__Your task__.
Keep only the lines that hold the string "الحلفاء", filtering out the rest of the entries below.

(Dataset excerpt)
____
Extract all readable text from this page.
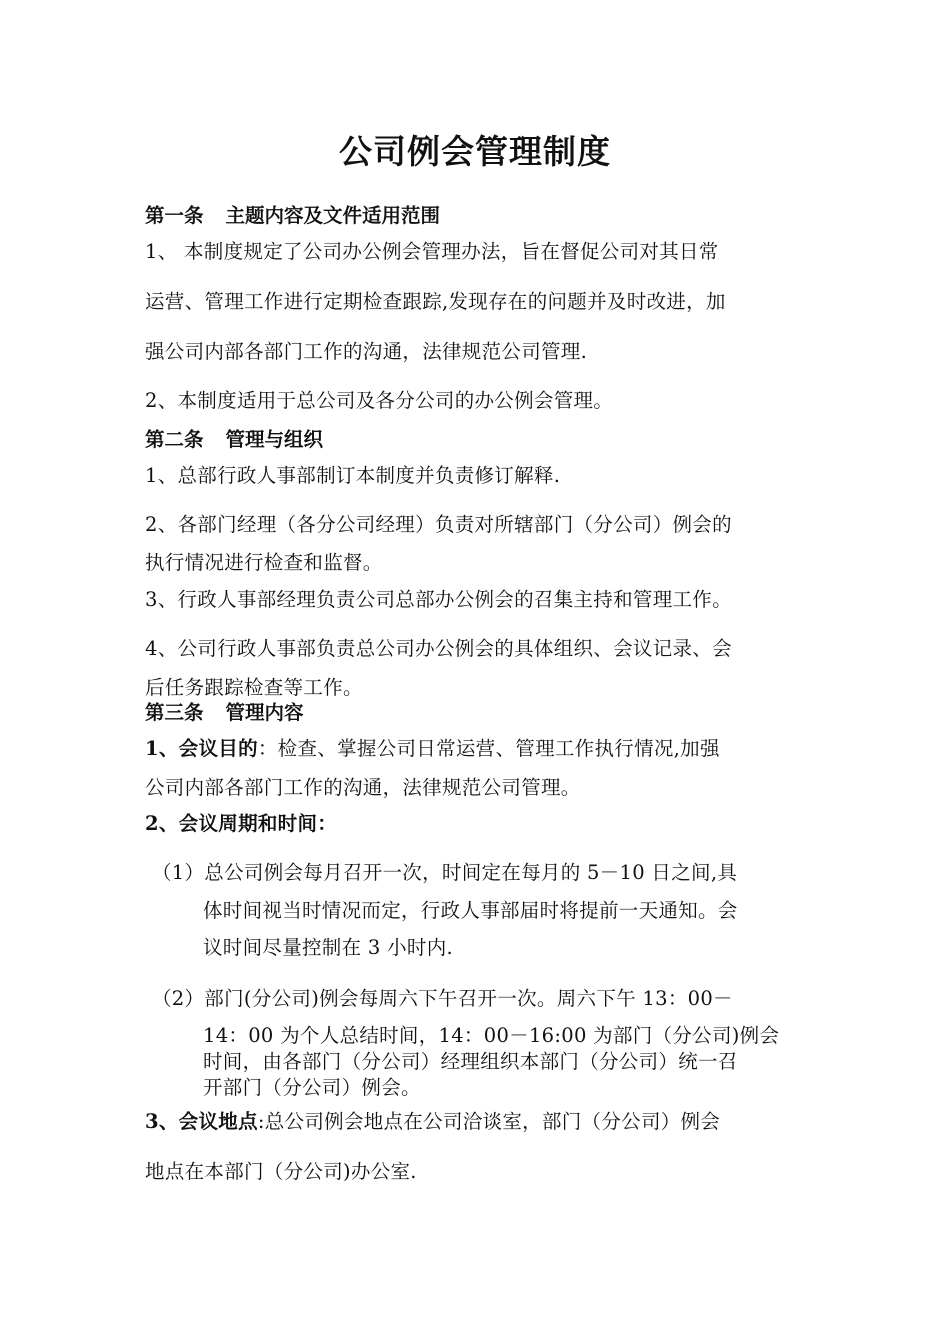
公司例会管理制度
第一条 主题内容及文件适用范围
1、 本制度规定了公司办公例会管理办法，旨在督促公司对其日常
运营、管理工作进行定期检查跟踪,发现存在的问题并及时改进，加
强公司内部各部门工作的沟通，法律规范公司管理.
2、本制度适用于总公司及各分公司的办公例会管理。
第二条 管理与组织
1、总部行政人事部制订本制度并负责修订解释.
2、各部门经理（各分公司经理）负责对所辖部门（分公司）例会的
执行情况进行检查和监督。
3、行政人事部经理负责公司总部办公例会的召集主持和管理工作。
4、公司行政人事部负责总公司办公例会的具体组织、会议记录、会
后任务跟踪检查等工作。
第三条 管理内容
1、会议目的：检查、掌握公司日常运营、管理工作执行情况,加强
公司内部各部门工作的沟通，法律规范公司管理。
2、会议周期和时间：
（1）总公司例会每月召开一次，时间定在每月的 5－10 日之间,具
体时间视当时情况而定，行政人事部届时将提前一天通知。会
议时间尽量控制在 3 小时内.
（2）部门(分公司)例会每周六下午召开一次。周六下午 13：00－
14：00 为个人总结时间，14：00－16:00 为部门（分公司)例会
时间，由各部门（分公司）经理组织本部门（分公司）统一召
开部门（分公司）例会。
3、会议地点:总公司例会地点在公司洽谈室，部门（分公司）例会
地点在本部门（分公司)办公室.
____
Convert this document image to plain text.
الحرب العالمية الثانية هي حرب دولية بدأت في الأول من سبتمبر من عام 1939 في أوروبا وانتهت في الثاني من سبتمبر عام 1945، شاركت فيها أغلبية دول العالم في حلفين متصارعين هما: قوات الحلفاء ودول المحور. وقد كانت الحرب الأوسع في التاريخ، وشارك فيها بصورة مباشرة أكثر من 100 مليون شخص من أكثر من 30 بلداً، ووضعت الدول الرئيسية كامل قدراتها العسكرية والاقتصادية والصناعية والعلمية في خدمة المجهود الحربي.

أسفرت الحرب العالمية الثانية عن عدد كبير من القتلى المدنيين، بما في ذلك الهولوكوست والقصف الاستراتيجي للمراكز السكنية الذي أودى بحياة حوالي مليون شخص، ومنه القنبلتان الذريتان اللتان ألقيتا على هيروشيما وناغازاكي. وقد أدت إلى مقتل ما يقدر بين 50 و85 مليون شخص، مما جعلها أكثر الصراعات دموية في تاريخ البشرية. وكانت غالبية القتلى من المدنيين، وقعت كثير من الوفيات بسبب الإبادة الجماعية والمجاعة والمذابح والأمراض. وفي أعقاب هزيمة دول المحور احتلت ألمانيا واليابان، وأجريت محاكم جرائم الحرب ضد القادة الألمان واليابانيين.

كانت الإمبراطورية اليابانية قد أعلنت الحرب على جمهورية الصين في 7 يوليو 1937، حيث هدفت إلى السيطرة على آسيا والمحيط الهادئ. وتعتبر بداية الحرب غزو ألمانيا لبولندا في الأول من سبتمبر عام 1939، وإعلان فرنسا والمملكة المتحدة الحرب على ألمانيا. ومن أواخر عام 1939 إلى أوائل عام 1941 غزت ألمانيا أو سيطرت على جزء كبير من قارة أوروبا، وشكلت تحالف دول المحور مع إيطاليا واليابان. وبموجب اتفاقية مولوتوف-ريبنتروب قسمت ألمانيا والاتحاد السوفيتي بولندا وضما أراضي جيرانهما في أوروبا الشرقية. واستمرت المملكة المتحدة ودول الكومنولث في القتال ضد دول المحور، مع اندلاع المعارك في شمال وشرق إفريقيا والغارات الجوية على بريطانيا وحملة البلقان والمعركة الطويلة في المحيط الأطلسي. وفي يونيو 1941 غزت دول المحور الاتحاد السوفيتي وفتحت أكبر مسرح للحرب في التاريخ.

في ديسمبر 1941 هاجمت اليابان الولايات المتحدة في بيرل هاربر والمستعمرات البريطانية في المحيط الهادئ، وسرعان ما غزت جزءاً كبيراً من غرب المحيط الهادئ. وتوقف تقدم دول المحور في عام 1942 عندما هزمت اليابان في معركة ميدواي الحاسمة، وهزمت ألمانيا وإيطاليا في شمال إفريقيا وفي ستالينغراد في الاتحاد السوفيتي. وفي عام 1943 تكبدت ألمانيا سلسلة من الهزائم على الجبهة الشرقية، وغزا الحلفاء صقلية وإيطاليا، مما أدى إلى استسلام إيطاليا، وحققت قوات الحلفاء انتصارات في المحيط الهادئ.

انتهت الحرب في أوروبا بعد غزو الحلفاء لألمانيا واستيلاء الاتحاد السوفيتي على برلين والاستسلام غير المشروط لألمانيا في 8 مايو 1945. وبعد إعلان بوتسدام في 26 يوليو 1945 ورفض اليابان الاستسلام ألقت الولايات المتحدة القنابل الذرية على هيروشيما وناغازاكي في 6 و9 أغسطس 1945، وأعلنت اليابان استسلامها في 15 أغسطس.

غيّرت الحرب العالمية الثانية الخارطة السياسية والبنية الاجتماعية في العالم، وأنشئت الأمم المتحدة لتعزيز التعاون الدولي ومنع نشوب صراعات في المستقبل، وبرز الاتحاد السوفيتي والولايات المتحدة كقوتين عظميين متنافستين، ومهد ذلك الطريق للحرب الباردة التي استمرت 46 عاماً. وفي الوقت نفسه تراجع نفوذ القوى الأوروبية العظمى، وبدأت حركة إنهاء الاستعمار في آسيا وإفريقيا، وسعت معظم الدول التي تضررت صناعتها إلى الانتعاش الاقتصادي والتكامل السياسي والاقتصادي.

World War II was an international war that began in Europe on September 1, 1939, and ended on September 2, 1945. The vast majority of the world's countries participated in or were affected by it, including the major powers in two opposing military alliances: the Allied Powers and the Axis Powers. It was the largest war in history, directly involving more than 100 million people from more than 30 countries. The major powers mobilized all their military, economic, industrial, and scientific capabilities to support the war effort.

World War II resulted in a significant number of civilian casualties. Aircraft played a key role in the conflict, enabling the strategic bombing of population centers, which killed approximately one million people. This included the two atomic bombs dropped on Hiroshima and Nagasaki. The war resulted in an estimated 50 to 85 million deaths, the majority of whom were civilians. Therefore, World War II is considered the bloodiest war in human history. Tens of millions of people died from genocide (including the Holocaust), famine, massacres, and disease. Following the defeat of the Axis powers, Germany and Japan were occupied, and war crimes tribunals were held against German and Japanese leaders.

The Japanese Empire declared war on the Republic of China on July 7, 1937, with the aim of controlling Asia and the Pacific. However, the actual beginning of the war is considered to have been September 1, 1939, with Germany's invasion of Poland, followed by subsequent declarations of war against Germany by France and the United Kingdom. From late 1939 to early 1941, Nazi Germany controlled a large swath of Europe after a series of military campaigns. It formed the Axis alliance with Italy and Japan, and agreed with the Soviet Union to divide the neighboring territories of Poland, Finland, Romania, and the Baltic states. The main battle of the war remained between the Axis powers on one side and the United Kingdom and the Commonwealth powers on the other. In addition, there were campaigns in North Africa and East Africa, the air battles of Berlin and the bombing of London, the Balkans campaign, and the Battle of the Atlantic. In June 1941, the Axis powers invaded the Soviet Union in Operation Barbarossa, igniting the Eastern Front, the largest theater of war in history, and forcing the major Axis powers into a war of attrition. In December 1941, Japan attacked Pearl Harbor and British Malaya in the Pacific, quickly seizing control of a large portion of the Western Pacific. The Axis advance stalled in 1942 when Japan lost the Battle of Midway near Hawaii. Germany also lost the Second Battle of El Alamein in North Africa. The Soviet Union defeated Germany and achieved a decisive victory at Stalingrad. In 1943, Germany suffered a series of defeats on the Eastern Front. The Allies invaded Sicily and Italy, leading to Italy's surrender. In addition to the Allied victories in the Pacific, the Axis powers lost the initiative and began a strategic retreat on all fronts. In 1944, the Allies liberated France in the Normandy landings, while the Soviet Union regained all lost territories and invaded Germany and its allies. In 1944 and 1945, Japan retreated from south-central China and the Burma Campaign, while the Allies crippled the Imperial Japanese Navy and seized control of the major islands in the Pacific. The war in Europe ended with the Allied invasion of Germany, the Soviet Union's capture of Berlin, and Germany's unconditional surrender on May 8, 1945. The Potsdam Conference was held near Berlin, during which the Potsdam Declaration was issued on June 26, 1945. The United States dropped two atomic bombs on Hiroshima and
____
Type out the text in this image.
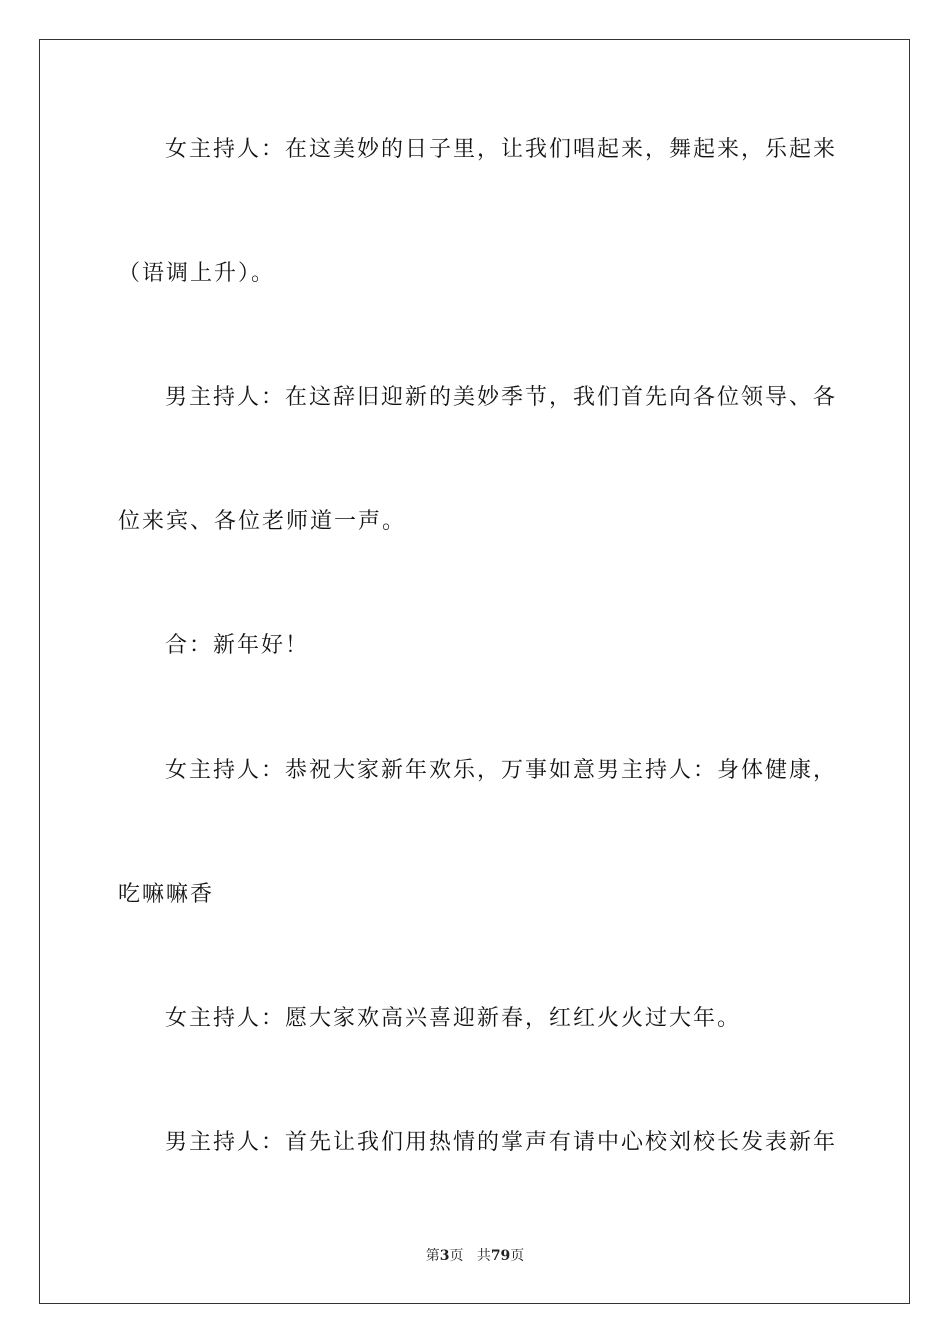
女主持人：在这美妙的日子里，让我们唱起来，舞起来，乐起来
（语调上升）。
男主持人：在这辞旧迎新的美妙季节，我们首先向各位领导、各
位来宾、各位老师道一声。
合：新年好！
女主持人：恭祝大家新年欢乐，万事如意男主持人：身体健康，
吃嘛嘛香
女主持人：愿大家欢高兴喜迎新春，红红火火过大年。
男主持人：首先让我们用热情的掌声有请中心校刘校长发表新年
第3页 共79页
____
__Response to this task__.
الحرب العالمية الثانية هي حرب دولية بدأت في الأول من سبتمبر من عام 1939 في أوروبا وانتهت في الثاني من سبتمبر عام 1945، شاركت فيها أغلبية دول العالم في حلفين متصارعين هما: قوات الحلفاء ودول المحور. وقد كانت الحرب الأوسع في التاريخ، وشارك فيها بصورة مباشرة أكثر من 100 مليون شخص من أكثر من 30 بلداً، ووضعت الدول الرئيسية كامل قدراتها العسكرية والاقتصادية والصناعية والعلمية في خدمة المجهود الحربي.
في ديسمبر 1941 هاجمت اليابان الولايات المتحدة في بيرل هاربر والمستعمرات البريطانية في المحيط الهادئ، وسرعان ما غزت جزءاً كبيراً من غرب المحيط الهادئ. وتوقف تقدم دول المحور في عام 1942 عندما هزمت اليابان في معركة ميدواي الحاسمة، وهزمت ألمانيا وإيطاليا في شمال إفريقيا وفي ستالينغراد في الاتحاد السوفيتي. وفي عام 1943 تكبدت ألمانيا سلسلة من الهزائم على الجبهة الشرقية، وغزا الحلفاء صقلية وإيطاليا، مما أدى إلى استسلام إيطاليا، وحققت قوات الحلفاء انتصارات في المحيط الهادئ.
انتهت الحرب في أوروبا بعد غزو الحلفاء لألمانيا واستيلاء الاتحاد السوفيتي على برلين والاستسلام غير المشروط لألمانيا في 8 مايو 1945. وبعد إعلان بوتسدام في 26 يوليو 1945 ورفض اليابان الاستسلام ألقت الولايات المتحدة القنابل الذرية على هيروشيما وناغازاكي في 6 و9 أغسطس 1945، وأعلنت اليابان استسلامها في 15 أغسطس.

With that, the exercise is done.